### Listed records:
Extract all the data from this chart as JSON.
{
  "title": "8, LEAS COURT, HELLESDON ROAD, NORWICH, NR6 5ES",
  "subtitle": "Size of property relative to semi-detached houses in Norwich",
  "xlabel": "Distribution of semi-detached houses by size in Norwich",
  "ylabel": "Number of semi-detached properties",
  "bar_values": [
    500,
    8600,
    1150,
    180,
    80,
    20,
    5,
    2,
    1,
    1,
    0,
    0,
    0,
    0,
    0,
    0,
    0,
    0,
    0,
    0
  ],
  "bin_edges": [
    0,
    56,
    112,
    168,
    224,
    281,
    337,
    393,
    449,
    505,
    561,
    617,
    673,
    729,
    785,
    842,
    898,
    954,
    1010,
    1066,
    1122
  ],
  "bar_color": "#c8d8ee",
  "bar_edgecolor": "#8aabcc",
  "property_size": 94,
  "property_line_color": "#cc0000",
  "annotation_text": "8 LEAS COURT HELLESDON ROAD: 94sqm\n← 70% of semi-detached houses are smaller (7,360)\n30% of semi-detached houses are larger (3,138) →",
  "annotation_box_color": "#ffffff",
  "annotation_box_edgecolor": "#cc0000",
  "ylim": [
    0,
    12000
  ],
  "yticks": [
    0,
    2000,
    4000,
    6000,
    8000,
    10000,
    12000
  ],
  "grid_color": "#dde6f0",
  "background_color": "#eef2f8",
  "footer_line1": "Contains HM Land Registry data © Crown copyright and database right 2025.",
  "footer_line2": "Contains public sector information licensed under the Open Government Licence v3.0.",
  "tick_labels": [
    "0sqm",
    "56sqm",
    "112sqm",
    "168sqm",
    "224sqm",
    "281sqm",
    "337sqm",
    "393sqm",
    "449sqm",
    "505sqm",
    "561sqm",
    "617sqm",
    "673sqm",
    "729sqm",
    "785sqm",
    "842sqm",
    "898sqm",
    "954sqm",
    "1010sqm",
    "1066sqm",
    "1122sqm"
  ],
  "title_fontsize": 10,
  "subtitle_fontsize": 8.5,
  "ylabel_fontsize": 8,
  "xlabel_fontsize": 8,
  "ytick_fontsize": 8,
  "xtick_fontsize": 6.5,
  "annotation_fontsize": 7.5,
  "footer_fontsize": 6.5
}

### Task to complete:
Determine how many lines in the listing above hold the word "Contains", answering with the number only.

### Written solution:
2